Raw records start

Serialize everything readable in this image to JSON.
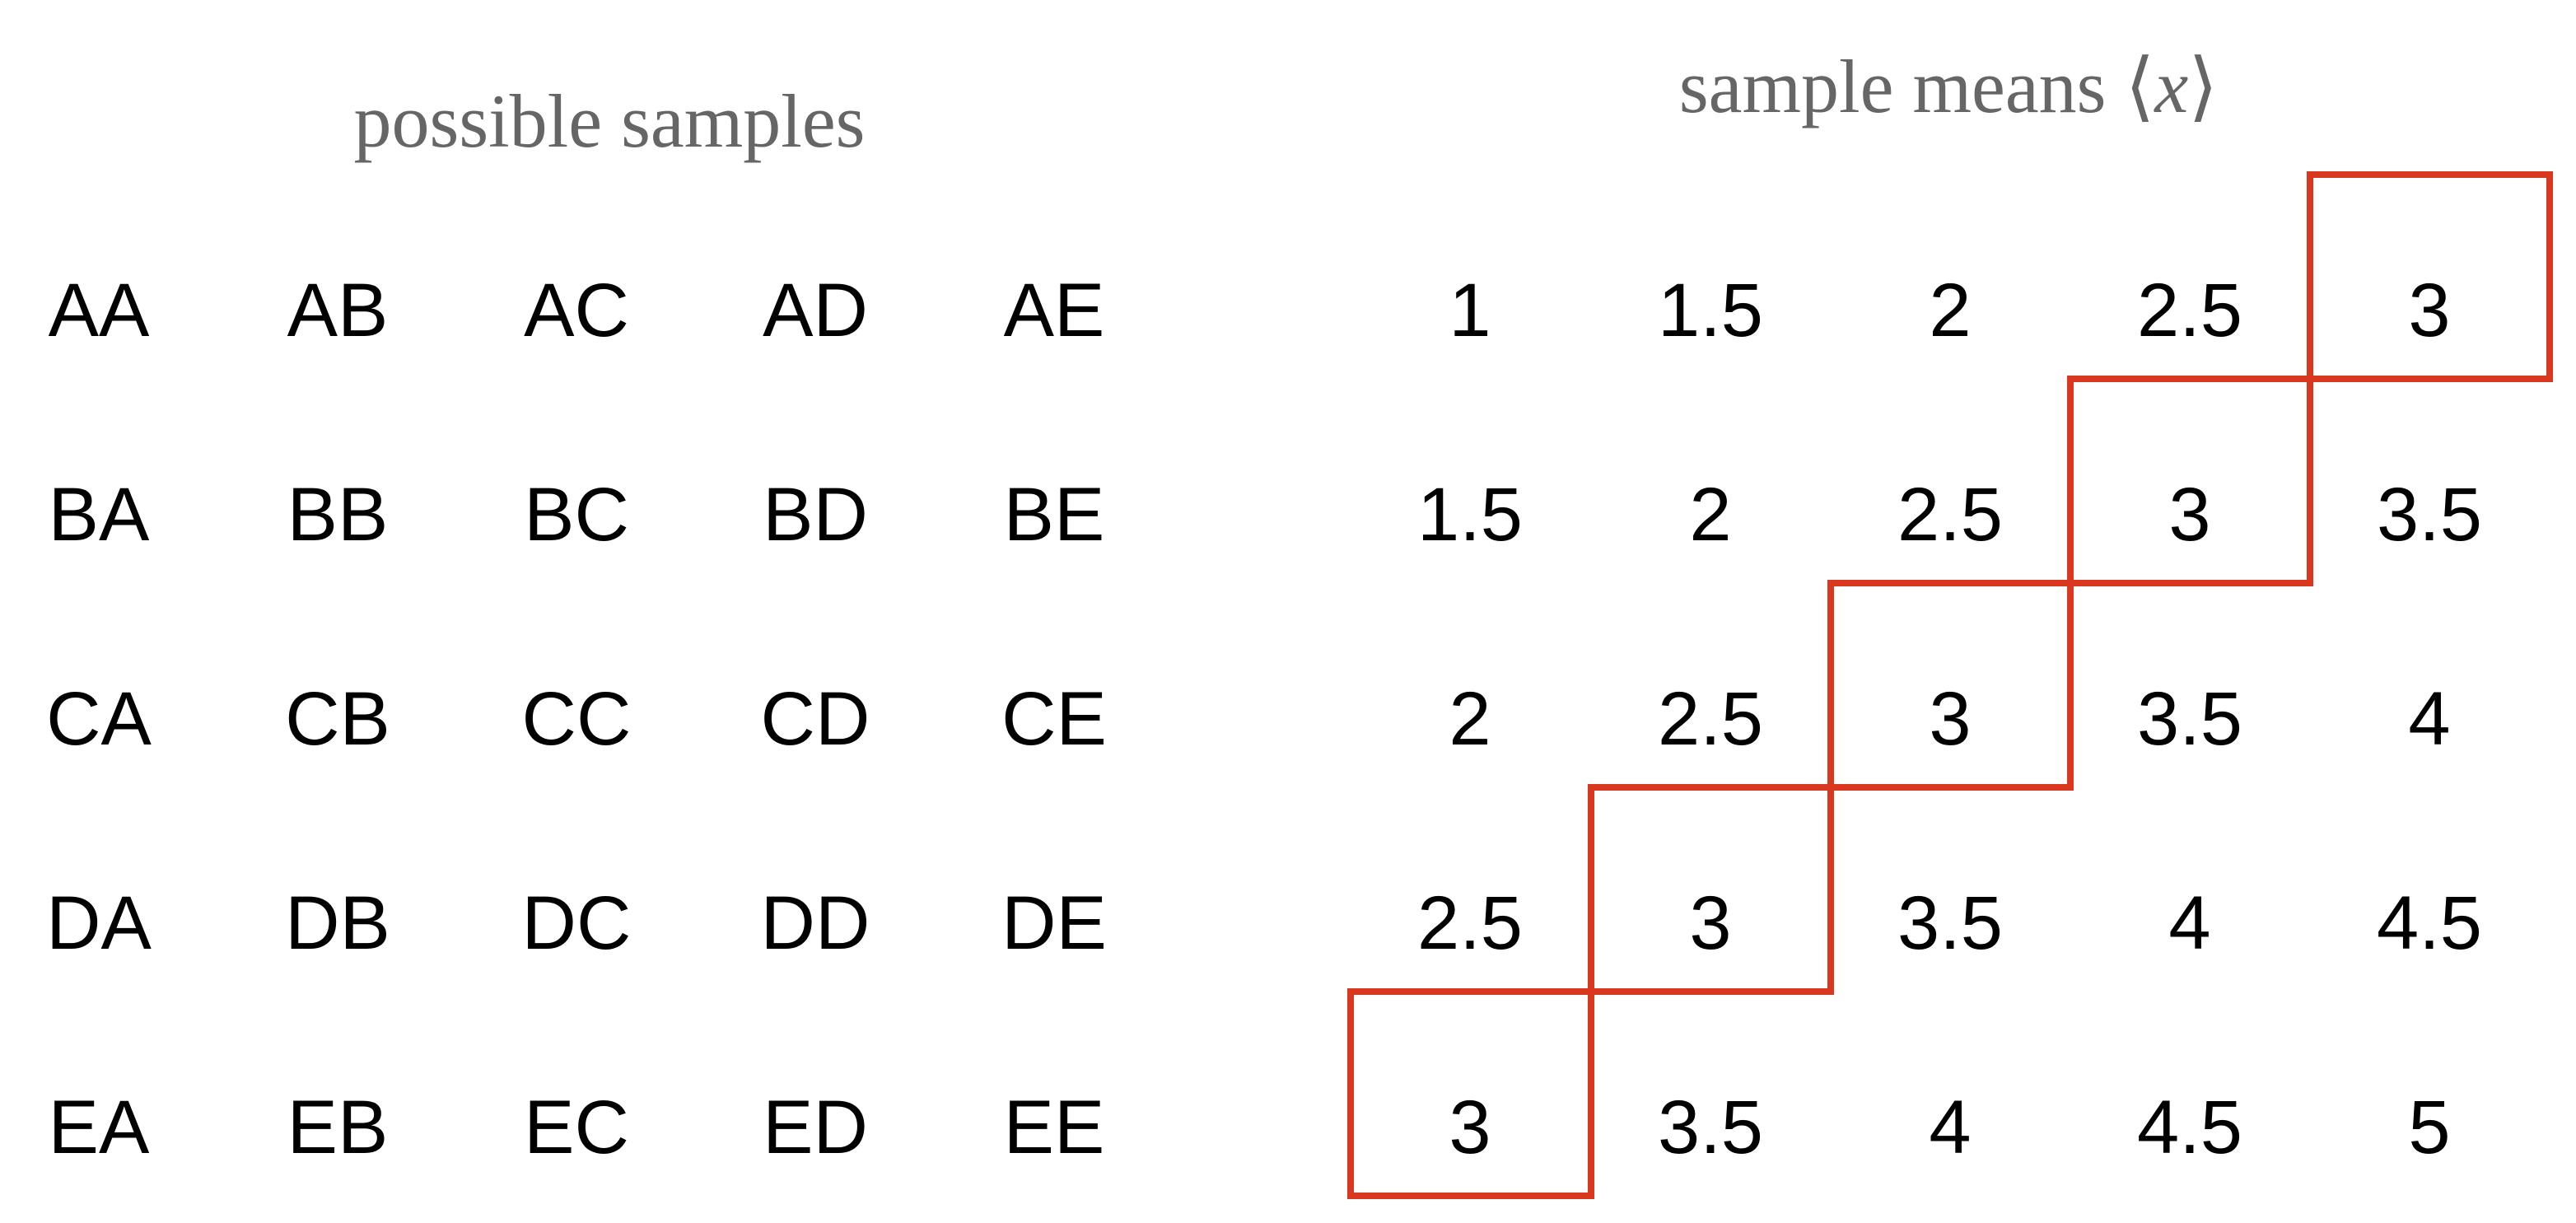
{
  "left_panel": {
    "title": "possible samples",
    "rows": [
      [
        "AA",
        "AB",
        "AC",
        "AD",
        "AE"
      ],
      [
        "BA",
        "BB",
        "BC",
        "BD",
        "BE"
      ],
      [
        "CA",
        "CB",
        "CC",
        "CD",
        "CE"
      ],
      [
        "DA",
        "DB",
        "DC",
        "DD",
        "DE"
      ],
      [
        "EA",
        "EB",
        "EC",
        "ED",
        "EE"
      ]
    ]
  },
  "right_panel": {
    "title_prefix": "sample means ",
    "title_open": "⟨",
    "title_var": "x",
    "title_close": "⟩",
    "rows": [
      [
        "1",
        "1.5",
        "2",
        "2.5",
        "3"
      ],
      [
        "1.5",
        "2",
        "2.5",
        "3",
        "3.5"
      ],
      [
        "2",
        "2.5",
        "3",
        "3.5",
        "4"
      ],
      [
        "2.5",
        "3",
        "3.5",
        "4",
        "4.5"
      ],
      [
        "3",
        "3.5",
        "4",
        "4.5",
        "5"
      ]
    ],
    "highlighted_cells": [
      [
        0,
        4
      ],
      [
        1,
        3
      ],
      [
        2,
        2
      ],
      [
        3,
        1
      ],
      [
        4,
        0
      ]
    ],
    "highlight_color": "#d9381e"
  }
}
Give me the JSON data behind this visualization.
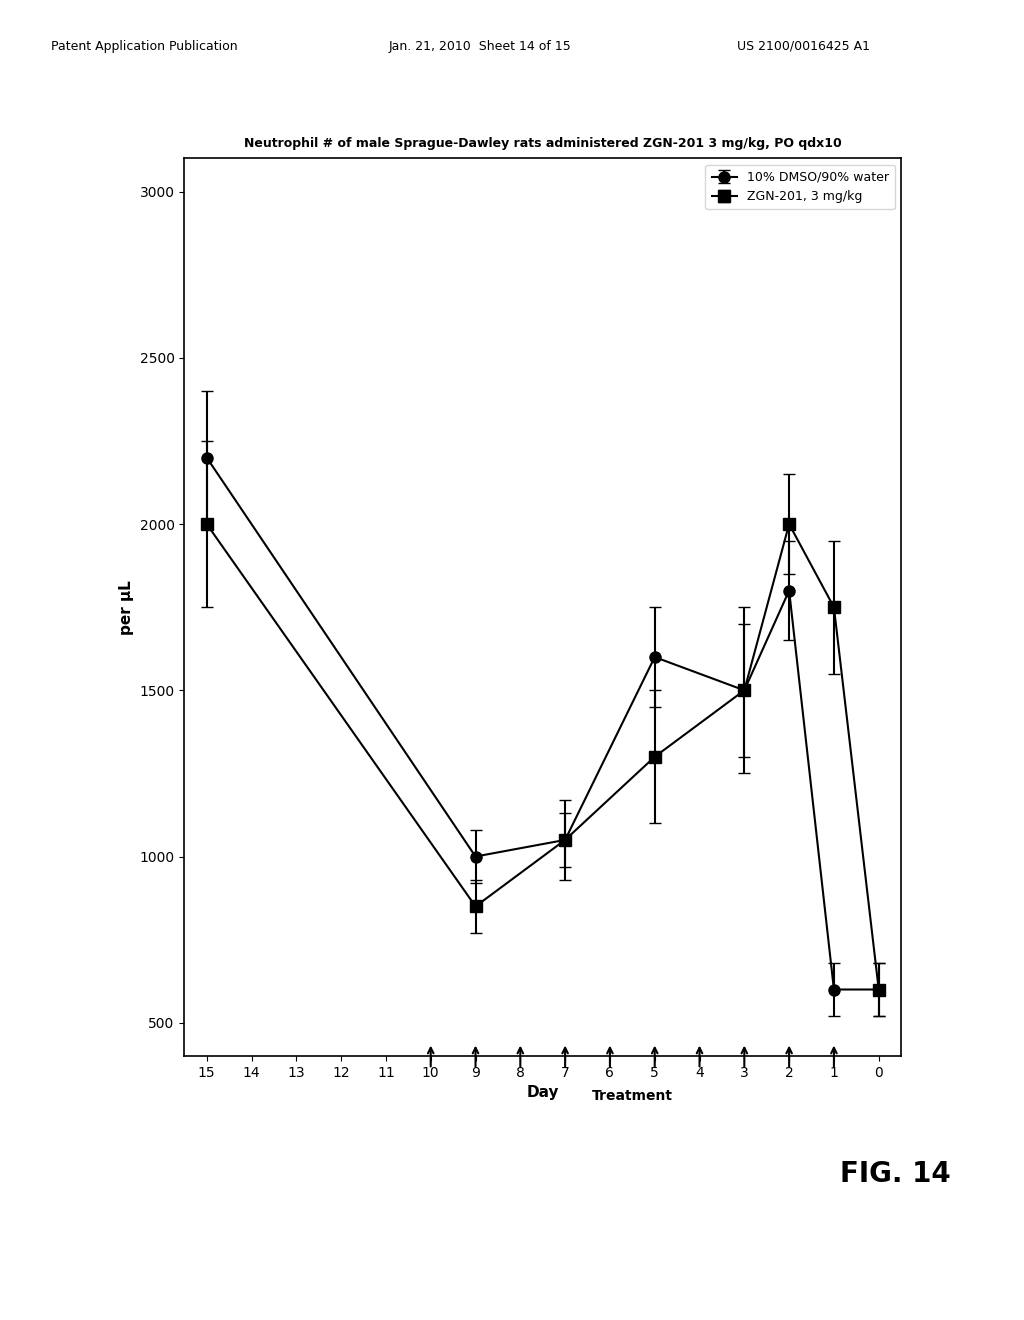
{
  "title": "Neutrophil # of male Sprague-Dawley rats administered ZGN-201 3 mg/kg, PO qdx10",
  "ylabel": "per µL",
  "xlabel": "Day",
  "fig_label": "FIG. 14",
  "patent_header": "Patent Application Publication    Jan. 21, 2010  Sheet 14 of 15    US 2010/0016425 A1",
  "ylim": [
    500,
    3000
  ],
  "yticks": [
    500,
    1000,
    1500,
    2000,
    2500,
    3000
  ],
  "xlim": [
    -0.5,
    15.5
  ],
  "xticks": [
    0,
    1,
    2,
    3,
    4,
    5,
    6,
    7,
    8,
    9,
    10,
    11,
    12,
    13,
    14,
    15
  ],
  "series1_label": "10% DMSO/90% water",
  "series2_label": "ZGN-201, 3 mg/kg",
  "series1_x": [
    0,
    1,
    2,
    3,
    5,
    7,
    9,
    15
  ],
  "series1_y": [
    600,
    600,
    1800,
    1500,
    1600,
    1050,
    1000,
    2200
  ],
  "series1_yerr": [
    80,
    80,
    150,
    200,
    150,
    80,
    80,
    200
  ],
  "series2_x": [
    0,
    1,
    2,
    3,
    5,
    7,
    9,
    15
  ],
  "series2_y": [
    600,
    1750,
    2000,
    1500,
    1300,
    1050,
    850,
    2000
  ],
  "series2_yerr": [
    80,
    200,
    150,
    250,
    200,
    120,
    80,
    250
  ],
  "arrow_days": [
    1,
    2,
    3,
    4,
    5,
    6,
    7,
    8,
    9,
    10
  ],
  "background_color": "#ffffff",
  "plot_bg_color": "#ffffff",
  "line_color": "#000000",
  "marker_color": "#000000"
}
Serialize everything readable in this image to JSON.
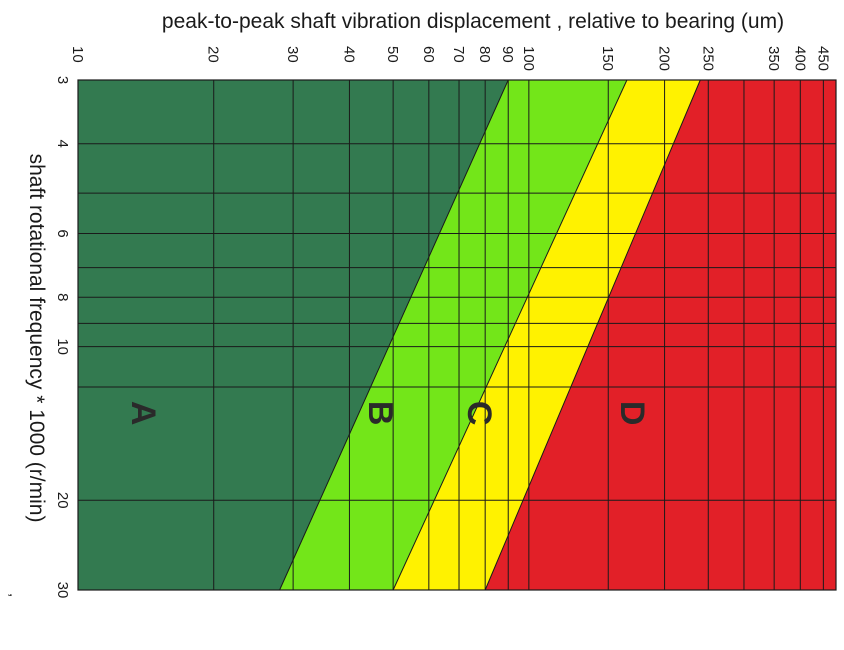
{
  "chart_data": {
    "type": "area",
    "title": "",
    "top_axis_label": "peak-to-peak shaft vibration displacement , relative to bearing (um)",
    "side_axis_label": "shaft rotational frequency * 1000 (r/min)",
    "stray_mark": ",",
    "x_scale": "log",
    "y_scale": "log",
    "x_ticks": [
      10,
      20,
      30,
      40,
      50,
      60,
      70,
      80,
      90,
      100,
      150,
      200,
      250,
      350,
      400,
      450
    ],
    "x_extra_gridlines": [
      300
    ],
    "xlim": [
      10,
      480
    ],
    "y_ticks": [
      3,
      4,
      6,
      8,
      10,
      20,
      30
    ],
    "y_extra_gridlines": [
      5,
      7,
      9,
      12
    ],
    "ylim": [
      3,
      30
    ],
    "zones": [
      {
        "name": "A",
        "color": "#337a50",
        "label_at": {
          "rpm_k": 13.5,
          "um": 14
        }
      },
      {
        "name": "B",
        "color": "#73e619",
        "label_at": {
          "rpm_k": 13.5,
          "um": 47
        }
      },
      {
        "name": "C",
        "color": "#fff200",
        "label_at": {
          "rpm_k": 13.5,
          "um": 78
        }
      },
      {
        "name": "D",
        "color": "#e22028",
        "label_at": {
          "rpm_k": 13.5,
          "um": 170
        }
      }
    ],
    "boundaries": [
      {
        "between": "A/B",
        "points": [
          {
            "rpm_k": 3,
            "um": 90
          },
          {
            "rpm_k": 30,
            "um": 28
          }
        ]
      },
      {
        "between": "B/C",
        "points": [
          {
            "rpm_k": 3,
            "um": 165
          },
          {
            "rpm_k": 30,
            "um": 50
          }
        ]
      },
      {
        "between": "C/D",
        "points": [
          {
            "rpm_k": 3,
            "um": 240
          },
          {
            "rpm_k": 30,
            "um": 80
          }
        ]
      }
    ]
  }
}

Raw records end

Written exercise: Lines holding the word "ffffff" in the entries above are the ones to pull out. Copy them all.

Exercise response:
  "background_color": "#ffffff",
  "plot_bg_color": "#ffffff",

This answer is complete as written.